▸ **EXERCISE DESCRIPTION**
Select all lines with the string "page" in them, and copy those lines.

┏━━

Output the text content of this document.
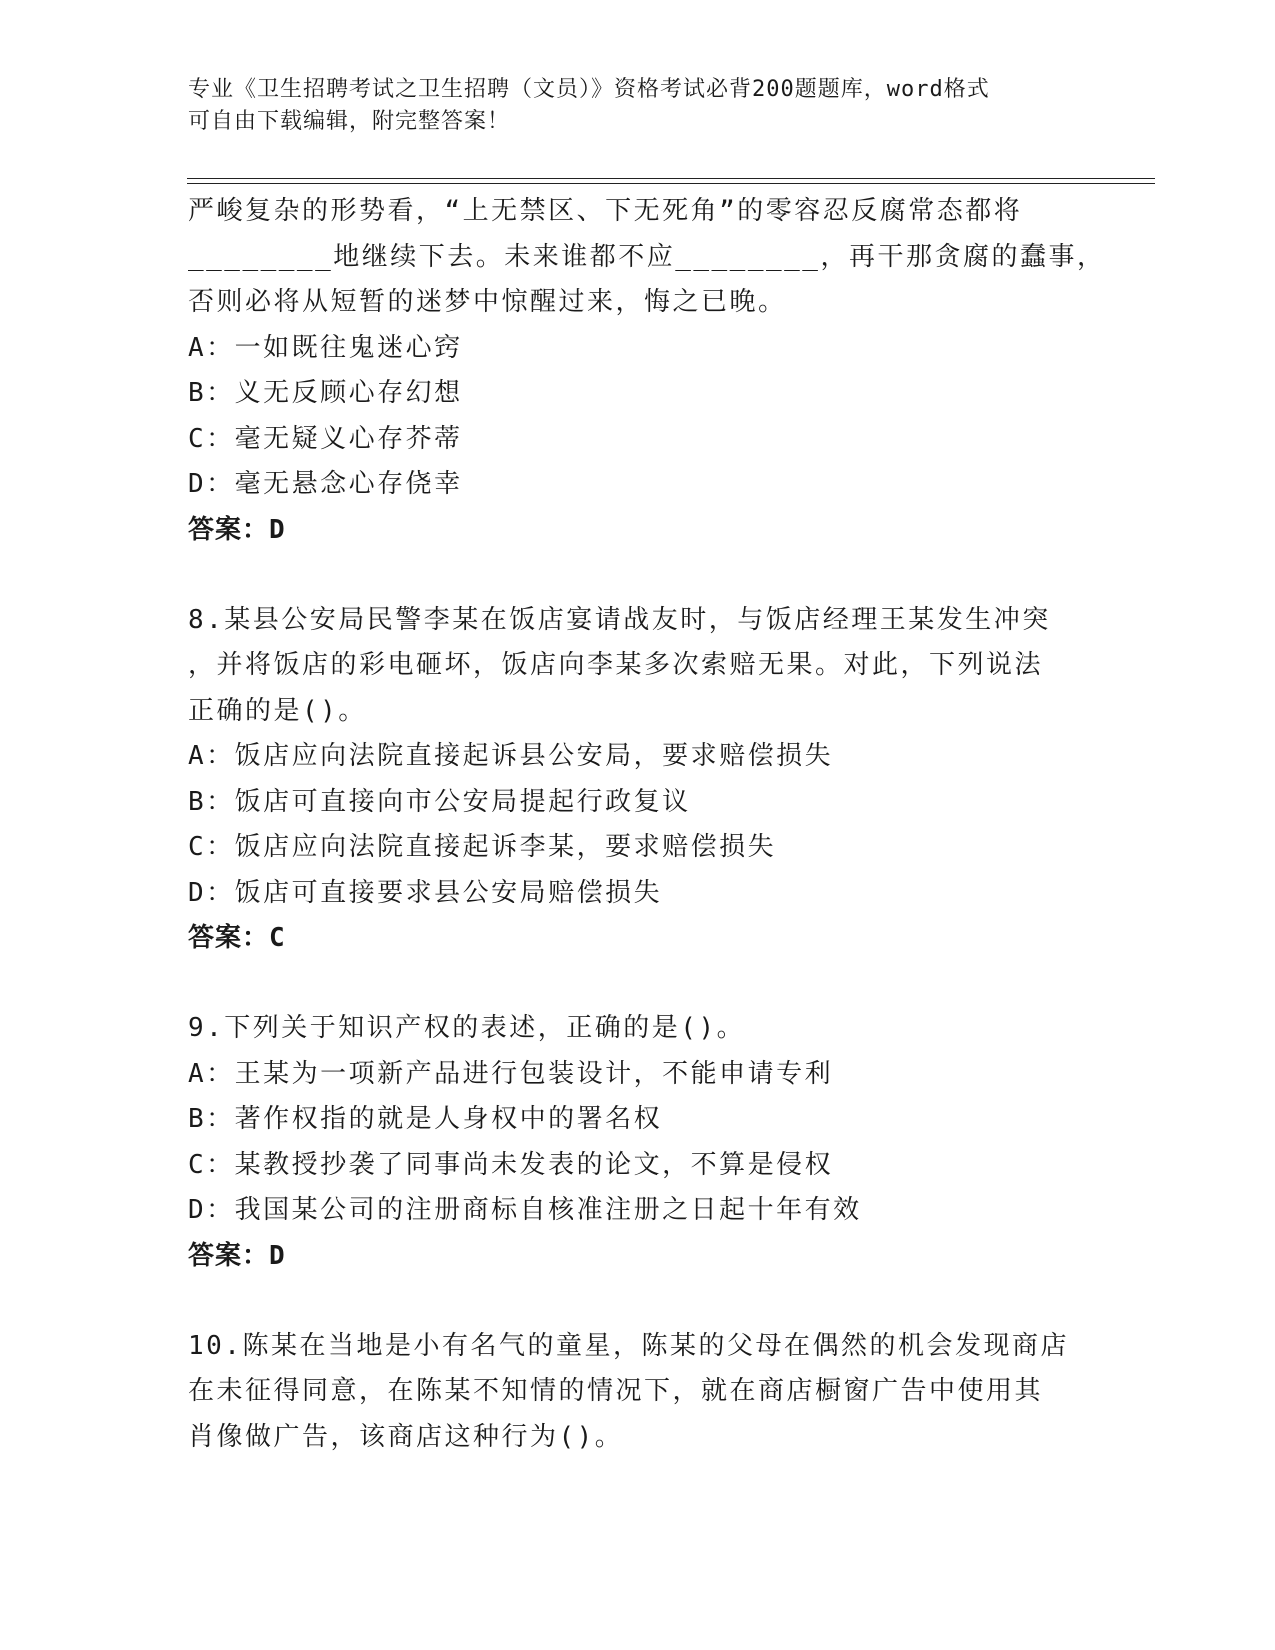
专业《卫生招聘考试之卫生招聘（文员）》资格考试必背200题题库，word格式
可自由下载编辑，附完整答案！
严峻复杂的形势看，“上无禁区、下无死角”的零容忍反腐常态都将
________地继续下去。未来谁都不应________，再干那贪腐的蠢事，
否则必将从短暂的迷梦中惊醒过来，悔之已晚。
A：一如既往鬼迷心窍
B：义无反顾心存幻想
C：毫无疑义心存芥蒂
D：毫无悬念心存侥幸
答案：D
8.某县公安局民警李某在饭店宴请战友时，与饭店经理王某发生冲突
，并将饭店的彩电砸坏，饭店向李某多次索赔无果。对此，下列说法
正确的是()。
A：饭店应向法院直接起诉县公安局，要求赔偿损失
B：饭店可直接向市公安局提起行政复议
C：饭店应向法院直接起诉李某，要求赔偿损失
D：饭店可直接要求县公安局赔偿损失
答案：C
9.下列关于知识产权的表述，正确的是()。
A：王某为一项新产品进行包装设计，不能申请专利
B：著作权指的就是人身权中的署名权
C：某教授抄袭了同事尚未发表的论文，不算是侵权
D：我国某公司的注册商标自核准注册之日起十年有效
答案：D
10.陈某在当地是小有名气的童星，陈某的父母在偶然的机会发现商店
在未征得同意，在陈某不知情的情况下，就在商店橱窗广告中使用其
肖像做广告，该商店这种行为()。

┗━━
┏━━

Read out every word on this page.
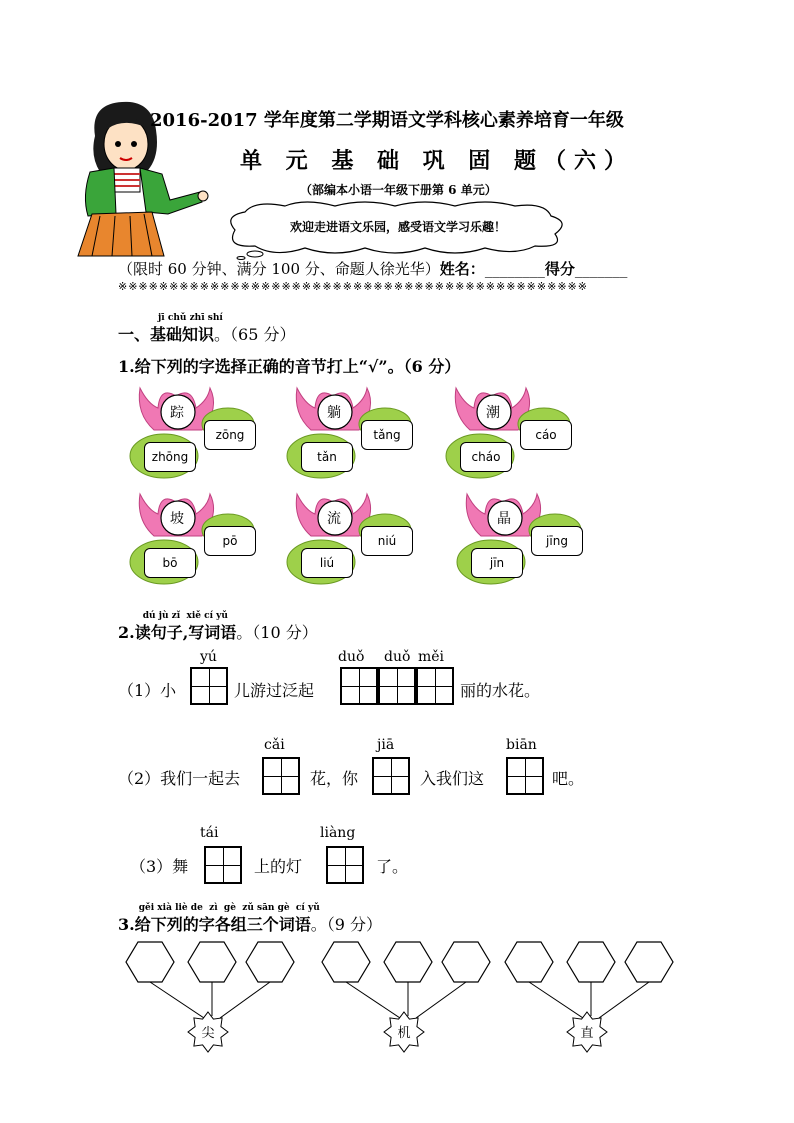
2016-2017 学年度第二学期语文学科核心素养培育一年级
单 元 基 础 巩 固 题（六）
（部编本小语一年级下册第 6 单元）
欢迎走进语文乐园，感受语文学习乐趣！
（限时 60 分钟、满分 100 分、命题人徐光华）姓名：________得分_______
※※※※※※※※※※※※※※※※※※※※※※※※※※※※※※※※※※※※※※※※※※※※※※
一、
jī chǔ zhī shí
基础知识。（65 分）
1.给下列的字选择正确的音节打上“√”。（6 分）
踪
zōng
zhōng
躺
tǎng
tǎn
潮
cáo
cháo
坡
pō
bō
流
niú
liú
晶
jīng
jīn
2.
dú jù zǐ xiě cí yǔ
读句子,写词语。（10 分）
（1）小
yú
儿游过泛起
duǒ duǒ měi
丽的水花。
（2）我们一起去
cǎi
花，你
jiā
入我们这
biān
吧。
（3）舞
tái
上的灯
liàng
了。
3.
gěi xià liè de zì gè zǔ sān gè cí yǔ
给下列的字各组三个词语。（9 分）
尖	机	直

┗━━
┏━━

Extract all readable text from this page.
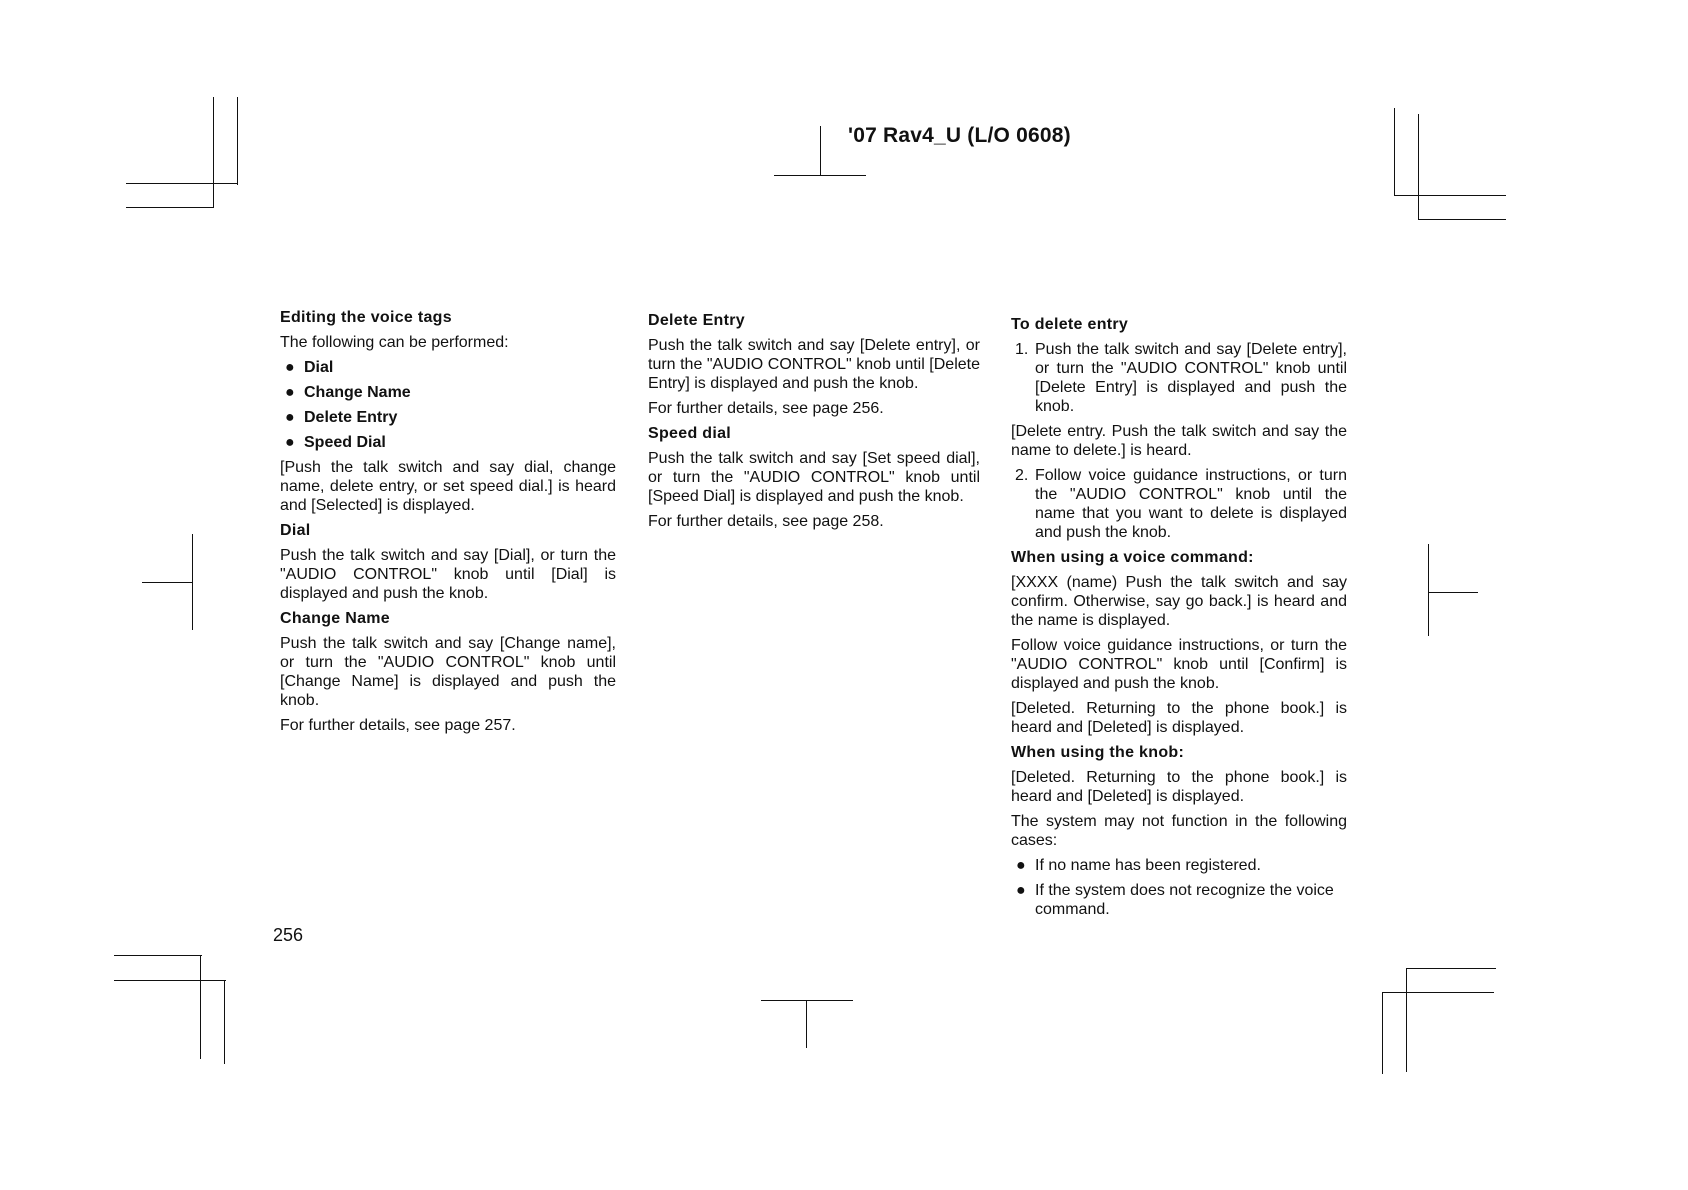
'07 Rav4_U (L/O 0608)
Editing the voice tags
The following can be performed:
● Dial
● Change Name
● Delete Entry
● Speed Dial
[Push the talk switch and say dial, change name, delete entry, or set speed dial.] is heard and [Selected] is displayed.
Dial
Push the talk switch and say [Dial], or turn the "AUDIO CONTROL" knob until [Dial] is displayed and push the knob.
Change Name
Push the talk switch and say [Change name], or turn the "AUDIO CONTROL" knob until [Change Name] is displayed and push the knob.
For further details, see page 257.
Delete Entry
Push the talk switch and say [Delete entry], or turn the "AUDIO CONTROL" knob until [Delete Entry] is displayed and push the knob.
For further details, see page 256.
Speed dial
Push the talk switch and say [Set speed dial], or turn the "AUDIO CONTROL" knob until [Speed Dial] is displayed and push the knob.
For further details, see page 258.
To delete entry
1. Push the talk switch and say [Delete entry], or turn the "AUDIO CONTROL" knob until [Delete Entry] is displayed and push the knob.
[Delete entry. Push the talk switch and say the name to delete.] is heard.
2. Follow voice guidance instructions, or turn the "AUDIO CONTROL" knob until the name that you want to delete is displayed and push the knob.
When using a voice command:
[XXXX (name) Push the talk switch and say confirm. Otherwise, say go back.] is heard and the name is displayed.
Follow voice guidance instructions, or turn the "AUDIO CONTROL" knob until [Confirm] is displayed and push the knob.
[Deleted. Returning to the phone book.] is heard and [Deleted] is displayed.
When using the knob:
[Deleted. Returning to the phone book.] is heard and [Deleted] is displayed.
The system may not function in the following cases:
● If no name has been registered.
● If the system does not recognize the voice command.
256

┗━━

▸ **CORRECT ANSWER**
Read out every word on this page.
Extract all readable text from this page.
For further details, see page 257.
For further details, see page 256.
For further details, see page 258.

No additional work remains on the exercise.